**Task to complete**: Every entry must be echoed exactly.

-- Begin --

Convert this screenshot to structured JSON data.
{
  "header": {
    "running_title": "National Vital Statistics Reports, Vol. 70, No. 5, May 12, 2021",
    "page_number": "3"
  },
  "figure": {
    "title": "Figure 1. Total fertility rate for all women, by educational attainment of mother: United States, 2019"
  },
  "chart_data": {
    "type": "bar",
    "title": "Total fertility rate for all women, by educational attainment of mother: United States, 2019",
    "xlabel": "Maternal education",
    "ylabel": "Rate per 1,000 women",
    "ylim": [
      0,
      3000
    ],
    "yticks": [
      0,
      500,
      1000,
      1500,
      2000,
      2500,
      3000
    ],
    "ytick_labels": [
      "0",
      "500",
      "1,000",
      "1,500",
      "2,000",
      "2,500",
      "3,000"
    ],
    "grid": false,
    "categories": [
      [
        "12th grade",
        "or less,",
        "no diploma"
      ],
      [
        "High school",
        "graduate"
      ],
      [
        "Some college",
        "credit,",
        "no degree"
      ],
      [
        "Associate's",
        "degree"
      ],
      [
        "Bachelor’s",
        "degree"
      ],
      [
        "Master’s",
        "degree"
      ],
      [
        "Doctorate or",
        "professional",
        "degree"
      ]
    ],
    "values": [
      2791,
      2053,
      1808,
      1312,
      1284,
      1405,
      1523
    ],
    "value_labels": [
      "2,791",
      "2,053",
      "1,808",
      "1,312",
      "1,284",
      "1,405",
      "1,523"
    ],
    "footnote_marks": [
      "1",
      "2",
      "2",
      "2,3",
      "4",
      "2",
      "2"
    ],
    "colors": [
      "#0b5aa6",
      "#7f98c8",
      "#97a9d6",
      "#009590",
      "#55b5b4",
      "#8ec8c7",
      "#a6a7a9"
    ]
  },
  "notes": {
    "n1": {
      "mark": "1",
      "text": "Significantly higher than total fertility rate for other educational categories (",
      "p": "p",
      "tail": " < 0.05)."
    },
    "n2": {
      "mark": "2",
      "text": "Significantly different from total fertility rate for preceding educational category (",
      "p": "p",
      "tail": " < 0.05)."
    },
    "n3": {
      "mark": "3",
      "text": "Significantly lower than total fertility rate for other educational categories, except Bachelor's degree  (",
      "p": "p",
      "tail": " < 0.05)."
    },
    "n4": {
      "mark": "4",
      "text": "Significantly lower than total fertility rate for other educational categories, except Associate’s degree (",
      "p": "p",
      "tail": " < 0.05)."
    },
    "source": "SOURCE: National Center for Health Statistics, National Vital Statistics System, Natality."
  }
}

-- End --

**Output for this task**:
Convert this screenshot to structured JSON data.
{
  "header": {
    "running_title": "National Vital Statistics Reports, Vol. 70, No. 5, May 12, 2021",
    "page_number": "3"
  },
  "figure": {
    "title": "Figure 1. Total fertility rate for all women, by educational attainment of mother: United States, 2019"
  },
  "chart_data": {
    "type": "bar",
    "title": "Total fertility rate for all women, by educational attainment of mother: United States, 2019",
    "xlabel": "Maternal education",
    "ylabel": "Rate per 1,000 women",
    "ylim": [
      0,
      3000
    ],
    "yticks": [
      0,
      500,
      1000,
      1500,
      2000,
      2500,
      3000
    ],
    "ytick_labels": [
      "0",
      "500",
      "1,000",
      "1,500",
      "2,000",
      "2,500",
      "3,000"
    ],
    "grid": false,
    "categories": [
      [
        "12th grade",
        "or less,",
        "no diploma"
      ],
      [
        "High school",
        "graduate"
      ],
      [
        "Some college",
        "credit,",
        "no degree"
      ],
      [
        "Associate's",
        "degree"
      ],
      [
        "Bachelor’s",
        "degree"
      ],
      [
        "Master’s",
        "degree"
      ],
      [
        "Doctorate or",
        "professional",
        "degree"
      ]
    ],
    "values": [
      2791,
      2053,
      1808,
      1312,
      1284,
      1405,
      1523
    ],
    "value_labels": [
      "2,791",
      "2,053",
      "1,808",
      "1,312",
      "1,284",
      "1,405",
      "1,523"
    ],
    "footnote_marks": [
      "1",
      "2",
      "2",
      "2,3",
      "4",
      "2",
      "2"
    ],
    "colors": [
      "#0b5aa6",
      "#7f98c8",
      "#97a9d6",
      "#009590",
      "#55b5b4",
      "#8ec8c7",
      "#a6a7a9"
    ]
  },
  "notes": {
    "n1": {
      "mark": "1",
      "text": "Significantly higher than total fertility rate for other educational categories (",
      "p": "p",
      "tail": " < 0.05)."
    },
    "n2": {
      "mark": "2",
      "text": "Significantly different from total fertility rate for preceding educational category (",
      "p": "p",
      "tail": " < 0.05)."
    },
    "n3": {
      "mark": "3",
      "text": "Significantly lower than total fertility rate for other educational categories, except Bachelor's degree  (",
      "p": "p",
      "tail": " < 0.05)."
    },
    "n4": {
      "mark": "4",
      "text": "Significantly lower than total fertility rate for other educational categories, except Associate’s degree (",
      "p": "p",
      "tail": " < 0.05)."
    },
    "source": "SOURCE: National Center for Health Statistics, National Vital Statistics System, Natality."
  }
}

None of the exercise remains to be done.